Images excluded, repeat each entry below exactly.

— START OF DATA SHOWN —

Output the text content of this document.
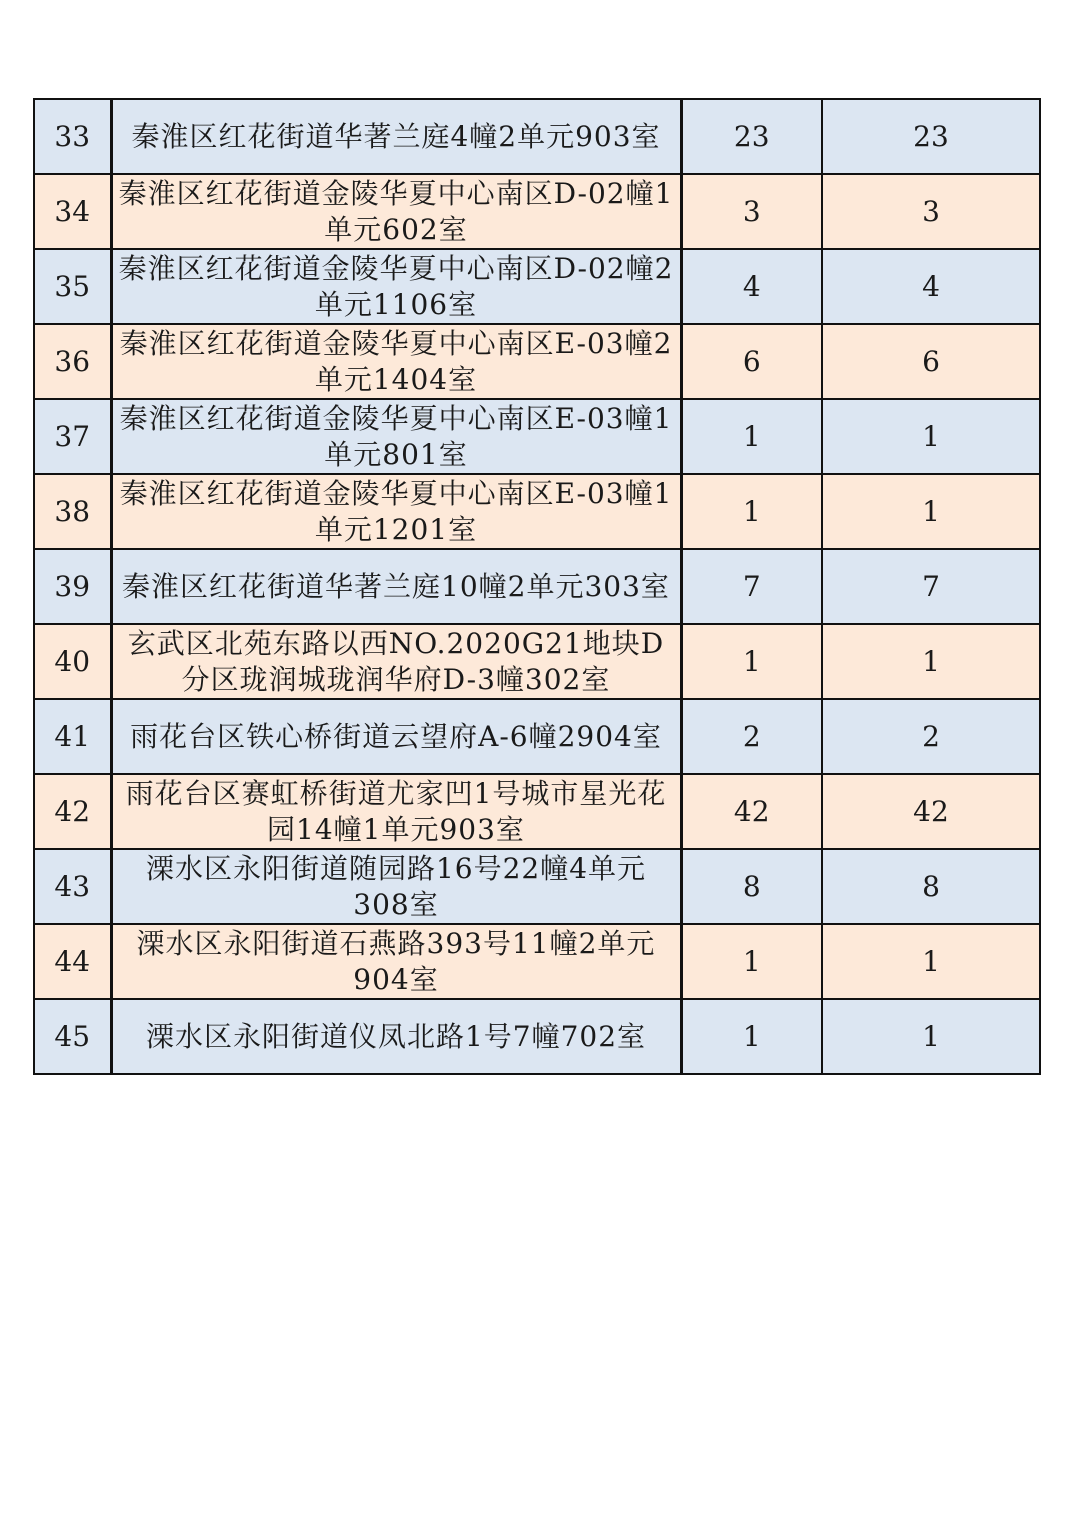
33	秦淮区红花街道华著兰庭4幢2单元903室	23	23
34	秦淮区红花街道金陵华夏中心南区D-02幢1单元602室	3	3
35	秦淮区红花街道金陵华夏中心南区D-02幢2单元1106室	4	4
36	秦淮区红花街道金陵华夏中心南区E-03幢2单元1404室	6	6
37	秦淮区红花街道金陵华夏中心南区E-03幢1单元801室	1	1
38	秦淮区红花街道金陵华夏中心南区E-03幢1单元1201室	1	1
39	秦淮区红花街道华著兰庭10幢2单元303室	7	7
40	玄武区北苑东路以西NO.2020G21地块D分区珑润城珑润华府D-3幢302室	1	1
41	雨花台区铁心桥街道云望府A-6幢2904室	2	2
42	雨花台区赛虹桥街道尤家凹1号城市星光花园14幢1单元903室	42	42
43	溧水区永阳街道随园路16号22幢4单元308室	8	8
44	溧水区永阳街道石燕路393号11幢2单元904室	1	1
45	溧水区永阳街道仪凤北路1号7幢702室	1	1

— END OF DATA SHOWN —

▶ [FINISHED ANSWER]:
Output the text content of this document.
33	秦淮区红花街道华著兰庭4幢2单元903室	23	23
34	秦淮区红花街道金陵华夏中心南区D-02幢1单元602室	3	3
35	秦淮区红花街道金陵华夏中心南区D-02幢2单元1106室	4	4
36	秦淮区红花街道金陵华夏中心南区E-03幢2单元1404室	6	6
37	秦淮区红花街道金陵华夏中心南区E-03幢1单元801室	1	1
38	秦淮区红花街道金陵华夏中心南区E-03幢1单元1201室	1	1
39	秦淮区红花街道华著兰庭10幢2单元303室	7	7
40	玄武区北苑东路以西NO.2020G21地块D分区珑润城珑润华府D-3幢302室	1	1
41	雨花台区铁心桥街道云望府A-6幢2904室	2	2
42	雨花台区赛虹桥街道尤家凹1号城市星光花园14幢1单元903室	42	42
43	溧水区永阳街道随园路16号22幢4单元308室	8	8
44	溧水区永阳街道石燕路393号11幢2单元904室	1	1
45	溧水区永阳街道仪凤北路1号7幢702室	1	1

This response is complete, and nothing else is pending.